▶ [Supplied records]

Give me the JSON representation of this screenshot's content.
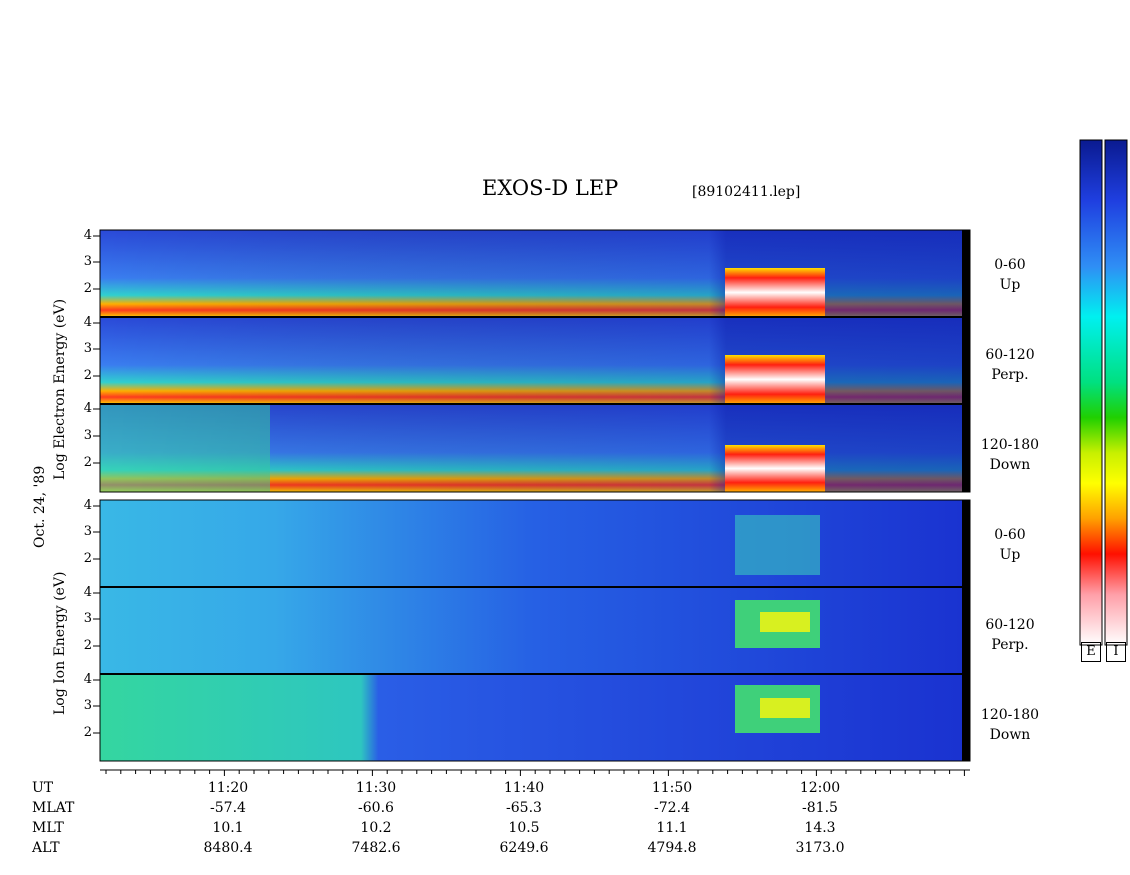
{
  "chart_data": {
    "type": "heatmap",
    "title": "EXOS-D LEP",
    "file_label": "[89102411.lep]",
    "date_label": "Oct. 24, '89",
    "electron_ylabel": "Log  Electron  Energy  (eV)",
    "ion_ylabel": "Log  Ion  Energy  (eV)",
    "y_ticks": [
      "4",
      "3",
      "2"
    ],
    "panels": [
      {
        "species": "Electron",
        "pitch": "0-60",
        "dir": "Up"
      },
      {
        "species": "Electron",
        "pitch": "60-120",
        "dir": "Perp."
      },
      {
        "species": "Electron",
        "pitch": "120-180",
        "dir": "Down"
      },
      {
        "species": "Ion",
        "pitch": "0-60",
        "dir": "Up"
      },
      {
        "species": "Ion",
        "pitch": "60-120",
        "dir": "Perp."
      },
      {
        "species": "Ion",
        "pitch": "120-180",
        "dir": "Down"
      }
    ],
    "x_axis": {
      "rows": [
        "UT",
        "MLAT",
        "MLT",
        "ALT"
      ],
      "columns": [
        {
          "UT": "11:20",
          "MLAT": "-57.4",
          "MLT": "10.1",
          "ALT": "8480.4"
        },
        {
          "UT": "11:30",
          "MLAT": "-60.6",
          "MLT": "10.2",
          "ALT": "7482.6"
        },
        {
          "UT": "11:40",
          "MLAT": "-65.3",
          "MLT": "10.5",
          "ALT": "6249.6"
        },
        {
          "UT": "11:50",
          "MLAT": "-72.4",
          "MLT": "11.1",
          "ALT": "4794.8"
        },
        {
          "UT": "12:00",
          "MLAT": "-81.5",
          "MLT": "14.3",
          "ALT": "3173.0"
        }
      ]
    },
    "colorbar_labels": [
      "E",
      "I"
    ]
  }
}
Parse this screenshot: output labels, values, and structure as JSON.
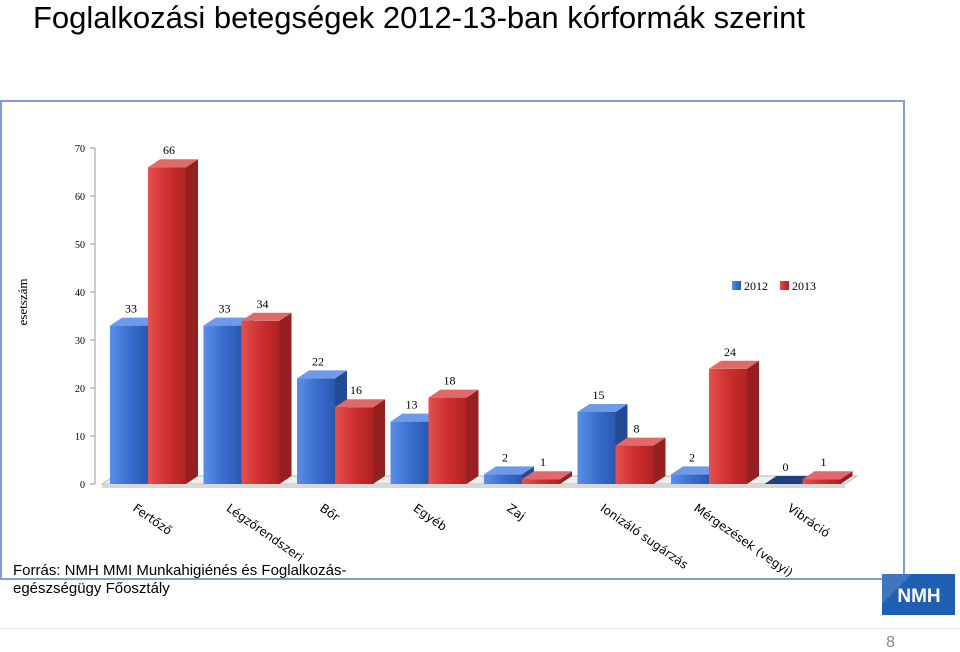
{
  "slide": {
    "title": "Foglalkozási betegségek 2012-13-ban kórformák szerint",
    "source_line1": "Forrás: NMH MMI Munkahigiénés és Foglalkozás-",
    "source_line2": "egészségügy Főosztály",
    "logo_text": "NMH",
    "page_number": "8"
  },
  "colors": {
    "series_2012": "#3a6fd0",
    "series_2013": "#cf2f2f",
    "frame": "#7f9fcf",
    "logo": "#1f5fb4"
  },
  "chart_data": {
    "type": "bar",
    "ylabel": "esetszám",
    "ylim": [
      0,
      70
    ],
    "yticks": [
      "0",
      "10",
      "20",
      "30",
      "40",
      "50",
      "60",
      "70"
    ],
    "grid": false,
    "legend_position": "top-right",
    "categories": [
      "Fertőző",
      "Légzőrendszeri",
      "Bőr",
      "Egyéb",
      "Zaj",
      "Ionizáló sugárzás",
      "Mérgezések (vegyi)",
      "Vibráció"
    ],
    "series": [
      {
        "name": "2012",
        "values": [
          33,
          33,
          22,
          13,
          2,
          15,
          2,
          0
        ],
        "labels": [
          "33",
          "33",
          "22",
          "13",
          "2",
          "15",
          "2",
          "0"
        ]
      },
      {
        "name": "2013",
        "values": [
          66,
          34,
          16,
          18,
          1,
          8,
          24,
          1
        ],
        "labels": [
          "66",
          "34",
          "16",
          "18",
          "1",
          "8",
          "24",
          "1"
        ]
      }
    ]
  }
}
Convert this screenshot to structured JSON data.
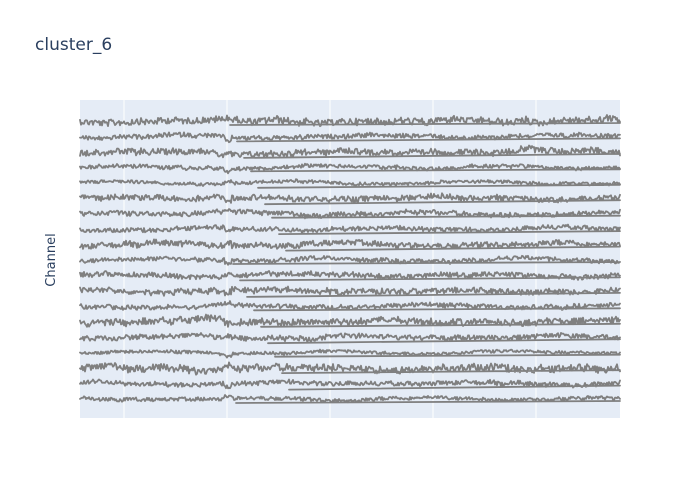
{
  "chart_data": {
    "type": "line",
    "title": "cluster_6",
    "xlabel": "",
    "ylabel": "Channel",
    "xlim": [
      0,
      1
    ],
    "grid": true,
    "legend": "none",
    "tick_labels_visible": false,
    "line_color": "#808080",
    "plot_background": "#e5ecf6",
    "grid_color": "#ffffff",
    "title_color": "#2a3f5f",
    "n_channels": 19,
    "series": [
      {
        "channel": 1,
        "noise": 0.55
      },
      {
        "channel": 2,
        "noise": 0.35
      },
      {
        "channel": 3,
        "noise": 0.5
      },
      {
        "channel": 4,
        "noise": 0.3
      },
      {
        "channel": 5,
        "noise": 0.25
      },
      {
        "channel": 6,
        "noise": 0.45
      },
      {
        "channel": 7,
        "noise": 0.4
      },
      {
        "channel": 8,
        "noise": 0.35
      },
      {
        "channel": 9,
        "noise": 0.45
      },
      {
        "channel": 10,
        "noise": 0.35
      },
      {
        "channel": 11,
        "noise": 0.4
      },
      {
        "channel": 12,
        "noise": 0.45
      },
      {
        "channel": 13,
        "noise": 0.35
      },
      {
        "channel": 14,
        "noise": 0.55
      },
      {
        "channel": 15,
        "noise": 0.4
      },
      {
        "channel": 16,
        "noise": 0.25
      },
      {
        "channel": 17,
        "noise": 0.6
      },
      {
        "channel": 18,
        "noise": 0.35
      },
      {
        "channel": 19,
        "noise": 0.3
      }
    ]
  }
}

▶ [Short task] Reproduce verbatim every line starting at the line that holds "Convert this screenshot" and ending with the final line of the data; omit the pictures.

▶ [Answer to this exercise]
Convert this screenshot to structured JSON data.
{
  "chart_data": {
    "type": "line",
    "title": "cluster_6",
    "xlabel": "",
    "ylabel": "Channel",
    "xlim": [
      0,
      1
    ],
    "grid": true,
    "legend": "none",
    "tick_labels_visible": false,
    "line_color": "#808080",
    "plot_background": "#e5ecf6",
    "grid_color": "#ffffff",
    "title_color": "#2a3f5f",
    "n_channels": 19,
    "series": [
      {
        "channel": 1,
        "noise": 0.55
      },
      {
        "channel": 2,
        "noise": 0.35
      },
      {
        "channel": 3,
        "noise": 0.5
      },
      {
        "channel": 4,
        "noise": 0.3
      },
      {
        "channel": 5,
        "noise": 0.25
      },
      {
        "channel": 6,
        "noise": 0.45
      },
      {
        "channel": 7,
        "noise": 0.4
      },
      {
        "channel": 8,
        "noise": 0.35
      },
      {
        "channel": 9,
        "noise": 0.45
      },
      {
        "channel": 10,
        "noise": 0.35
      },
      {
        "channel": 11,
        "noise": 0.4
      },
      {
        "channel": 12,
        "noise": 0.45
      },
      {
        "channel": 13,
        "noise": 0.35
      },
      {
        "channel": 14,
        "noise": 0.55
      },
      {
        "channel": 15,
        "noise": 0.4
      },
      {
        "channel": 16,
        "noise": 0.25
      },
      {
        "channel": 17,
        "noise": 0.6
      },
      {
        "channel": 18,
        "noise": 0.35
      },
      {
        "channel": 19,
        "noise": 0.3
      }
    ]
  }
}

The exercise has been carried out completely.